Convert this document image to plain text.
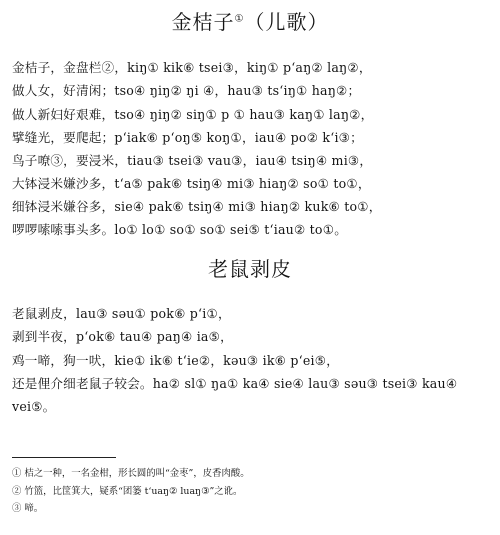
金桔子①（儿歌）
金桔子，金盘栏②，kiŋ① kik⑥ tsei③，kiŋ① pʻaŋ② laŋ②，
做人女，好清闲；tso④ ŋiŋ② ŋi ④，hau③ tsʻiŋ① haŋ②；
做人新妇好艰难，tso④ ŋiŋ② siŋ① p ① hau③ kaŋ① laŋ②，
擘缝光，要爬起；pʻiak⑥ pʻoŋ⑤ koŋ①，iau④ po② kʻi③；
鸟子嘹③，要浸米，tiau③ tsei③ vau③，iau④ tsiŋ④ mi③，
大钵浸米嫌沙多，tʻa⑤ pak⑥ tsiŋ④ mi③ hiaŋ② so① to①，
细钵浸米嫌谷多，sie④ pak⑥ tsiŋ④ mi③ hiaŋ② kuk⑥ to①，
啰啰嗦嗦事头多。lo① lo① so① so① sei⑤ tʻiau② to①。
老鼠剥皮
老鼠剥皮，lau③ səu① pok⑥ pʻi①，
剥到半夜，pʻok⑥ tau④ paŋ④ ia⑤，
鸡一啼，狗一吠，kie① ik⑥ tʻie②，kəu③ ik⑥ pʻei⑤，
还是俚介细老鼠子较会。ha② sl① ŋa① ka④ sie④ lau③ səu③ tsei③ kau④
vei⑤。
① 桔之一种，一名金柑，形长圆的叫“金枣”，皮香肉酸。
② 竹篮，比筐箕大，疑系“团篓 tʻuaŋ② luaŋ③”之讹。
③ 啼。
•••
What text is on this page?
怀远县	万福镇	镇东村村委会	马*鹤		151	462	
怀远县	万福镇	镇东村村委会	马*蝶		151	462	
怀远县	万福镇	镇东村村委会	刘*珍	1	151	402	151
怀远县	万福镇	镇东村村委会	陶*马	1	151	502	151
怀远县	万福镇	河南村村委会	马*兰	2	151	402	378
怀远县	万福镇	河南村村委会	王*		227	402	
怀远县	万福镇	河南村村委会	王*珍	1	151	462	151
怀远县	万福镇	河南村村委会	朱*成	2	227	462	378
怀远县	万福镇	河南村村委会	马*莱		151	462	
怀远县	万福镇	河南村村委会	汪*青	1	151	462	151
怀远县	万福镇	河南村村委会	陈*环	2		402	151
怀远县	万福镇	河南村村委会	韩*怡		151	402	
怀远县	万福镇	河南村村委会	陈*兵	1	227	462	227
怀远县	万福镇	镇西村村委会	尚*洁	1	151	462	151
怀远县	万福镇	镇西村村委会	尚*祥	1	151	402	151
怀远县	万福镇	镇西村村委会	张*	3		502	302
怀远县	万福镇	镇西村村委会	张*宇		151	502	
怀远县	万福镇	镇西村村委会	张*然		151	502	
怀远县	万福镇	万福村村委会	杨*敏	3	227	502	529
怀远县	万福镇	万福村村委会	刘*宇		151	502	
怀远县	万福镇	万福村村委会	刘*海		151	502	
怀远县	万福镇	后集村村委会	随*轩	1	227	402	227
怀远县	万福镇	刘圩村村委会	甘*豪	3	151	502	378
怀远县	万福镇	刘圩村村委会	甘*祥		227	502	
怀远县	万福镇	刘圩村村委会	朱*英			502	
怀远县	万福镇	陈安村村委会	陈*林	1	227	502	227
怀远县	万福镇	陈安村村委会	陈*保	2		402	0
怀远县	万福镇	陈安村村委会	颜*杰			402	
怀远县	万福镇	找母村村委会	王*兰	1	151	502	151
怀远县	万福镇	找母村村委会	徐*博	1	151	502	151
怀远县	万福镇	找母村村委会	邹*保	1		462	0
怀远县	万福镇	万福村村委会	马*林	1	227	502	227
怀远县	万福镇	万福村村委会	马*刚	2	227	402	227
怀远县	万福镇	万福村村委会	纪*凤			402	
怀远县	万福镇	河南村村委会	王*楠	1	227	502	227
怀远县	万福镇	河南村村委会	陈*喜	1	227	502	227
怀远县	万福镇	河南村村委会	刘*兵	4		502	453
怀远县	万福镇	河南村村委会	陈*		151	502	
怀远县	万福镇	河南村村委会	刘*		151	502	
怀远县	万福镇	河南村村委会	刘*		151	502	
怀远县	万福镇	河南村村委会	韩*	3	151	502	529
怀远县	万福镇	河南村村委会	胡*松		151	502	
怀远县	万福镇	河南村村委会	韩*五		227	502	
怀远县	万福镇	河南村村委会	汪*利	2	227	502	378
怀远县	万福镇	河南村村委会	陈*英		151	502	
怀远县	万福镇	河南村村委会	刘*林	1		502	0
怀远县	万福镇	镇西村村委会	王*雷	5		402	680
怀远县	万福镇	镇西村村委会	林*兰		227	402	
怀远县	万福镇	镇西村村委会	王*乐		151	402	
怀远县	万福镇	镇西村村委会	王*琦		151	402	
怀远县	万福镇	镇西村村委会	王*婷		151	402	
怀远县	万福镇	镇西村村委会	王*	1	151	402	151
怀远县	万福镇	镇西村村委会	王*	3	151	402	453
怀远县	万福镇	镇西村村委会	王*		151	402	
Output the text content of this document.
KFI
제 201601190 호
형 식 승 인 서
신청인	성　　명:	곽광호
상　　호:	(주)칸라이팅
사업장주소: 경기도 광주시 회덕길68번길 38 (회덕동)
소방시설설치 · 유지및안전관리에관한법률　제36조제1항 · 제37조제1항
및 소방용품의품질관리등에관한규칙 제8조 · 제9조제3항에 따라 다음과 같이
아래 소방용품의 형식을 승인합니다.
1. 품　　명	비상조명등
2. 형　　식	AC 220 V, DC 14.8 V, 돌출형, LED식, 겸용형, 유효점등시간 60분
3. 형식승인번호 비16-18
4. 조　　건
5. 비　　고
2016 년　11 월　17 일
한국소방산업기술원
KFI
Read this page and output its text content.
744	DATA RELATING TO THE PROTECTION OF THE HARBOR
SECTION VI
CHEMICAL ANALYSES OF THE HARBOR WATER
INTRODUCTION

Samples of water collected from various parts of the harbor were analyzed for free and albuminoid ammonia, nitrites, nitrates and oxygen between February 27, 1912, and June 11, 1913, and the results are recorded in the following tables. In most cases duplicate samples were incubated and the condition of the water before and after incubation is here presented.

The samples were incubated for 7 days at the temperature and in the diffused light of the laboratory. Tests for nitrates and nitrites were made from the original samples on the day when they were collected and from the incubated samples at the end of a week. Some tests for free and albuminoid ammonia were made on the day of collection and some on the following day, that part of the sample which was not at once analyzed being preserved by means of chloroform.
•••
Show the lines of the data that hold the word "找母村村委会".

Solution below>
怀远县	万福镇	找母村村委会	王*兰	1	151	502	151
怀远县	万福镇	找母村村委会	徐*博	1	151	502	151
怀远县	万福镇	找母村村委会	邹*保	1		462	0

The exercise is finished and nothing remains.